### Page
Standing in one of his hog barns, Vaubel says it will take a while before he starts making money again.
To make matters worse, high fuel prices have doubled the cost of transporting his pigs to a meatpacker. The hogs in this barn are headed to market next summer. By then, Vaubel thinks he might get a better price for the animals.
"Traditionally the summer markets are a little better," says Vaubel. "I'm hopeful that these might break even, at best."
"The economics are pretty ugly. We're probably losing at least $35 a pig, maybe $40."
That's the kind of hope a lot of hog producers are carrying with them these days.
University of Missouri agricultural economist Ron Plain says it looks like the nation's hog producers will operate at a loss for most of 2008. Ironically, he traces the origins of the problem to a long run of good years.
"By and large, 2005, 2006 and early 2007 were profitable years," says Plain. "For hog producers, that has led to an increase in hog numbers, which pushes hog prices down."
Plain says the main reason for the sharply higher feed costs is the growing ethanol industry. He says it's demanding so much corn that the price of that grain has more than doubled.
Even the big meat processors are feeling the pain. The nation's largest pork company, Smithfield Foods, says it's hog raising costs have risen more than 20 percent in the last year. Consumers are expected to eventually pay that bill in the form of higher grocery store pork prices.
######
### Dataset rows
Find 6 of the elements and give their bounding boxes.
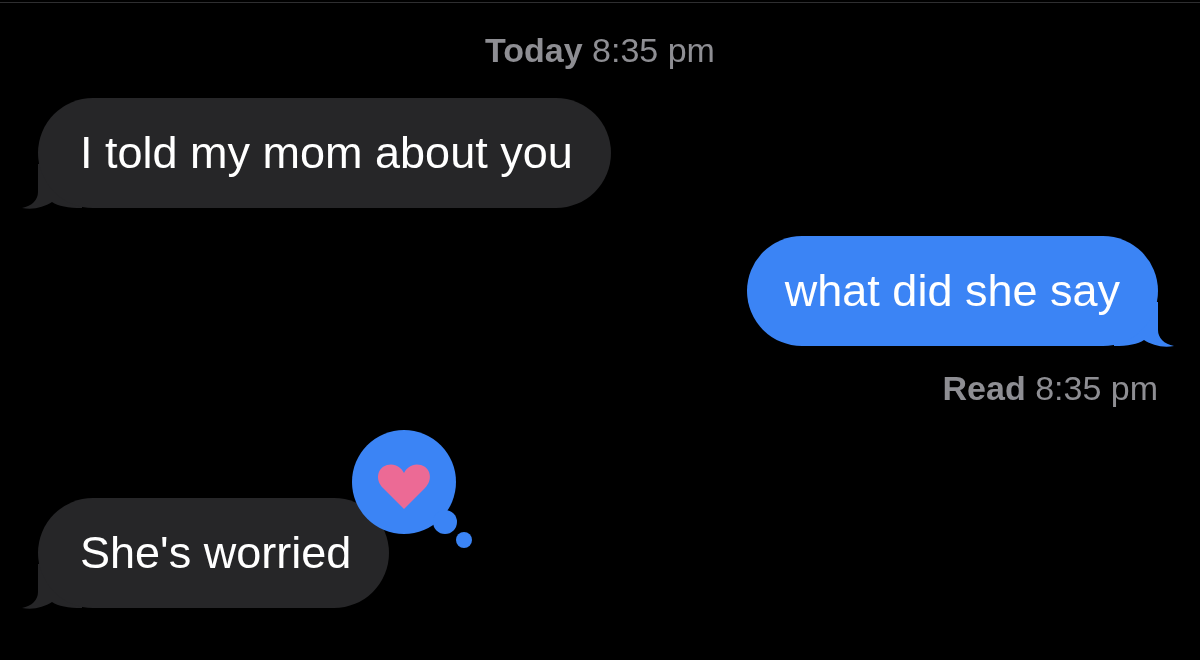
read-receipt: Read 8:35 pm bbox=[942, 368, 1158, 408]
date-header: Today 8:35 pm bbox=[485, 30, 715, 70]
heart-tapback-icon bbox=[352, 430, 473, 548]
message-bubble: what did she say bbox=[746, 236, 1158, 346]
message-bubble: She's worried bbox=[38, 498, 390, 608]
message-bubble: I told my mom about you bbox=[38, 98, 611, 208]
######
Copy out the entire hog prices article above word for word.

Standing in one of his hog barns, Vaubel says it will take a while before he starts making money again.
To make matters worse, high fuel prices have doubled the cost of transporting his pigs to a meatpacker. The hogs in this barn are headed to market next summer. By then, Vaubel thinks he might get a better price for the animals.
"Traditionally the summer markets are a little better," says Vaubel. "I'm hopeful that these might break even, at best."
"The economics are pretty ugly. We're probably losing at least $35 a pig, maybe $40."
That's the kind of hope a lot of hog producers are carrying with them these days.
University of Missouri agricultural economist Ron Plain says it looks like the nation's hog producers will operate at a loss for most of 2008. Ironically, he traces the origins of the problem to a long run of good years.
"By and large, 2005, 2006 and early 2007 were profitable years," says Plain. "For hog producers, that has led to an increase in hog numbers, which pushes hog prices down."
Plain says the main reason for the sharply higher feed costs is the growing ethanol industry. He says it's demanding so much corn that the price of that grain has more than doubled.
Even the big meat processors are feeling the pain. The nation's largest pork company, Smithfield Foods, says it's hog raising costs have risen more than 20 percent in the last year. Consumers are expected to eventually pay that bill in the form of higher grocery store pork prices.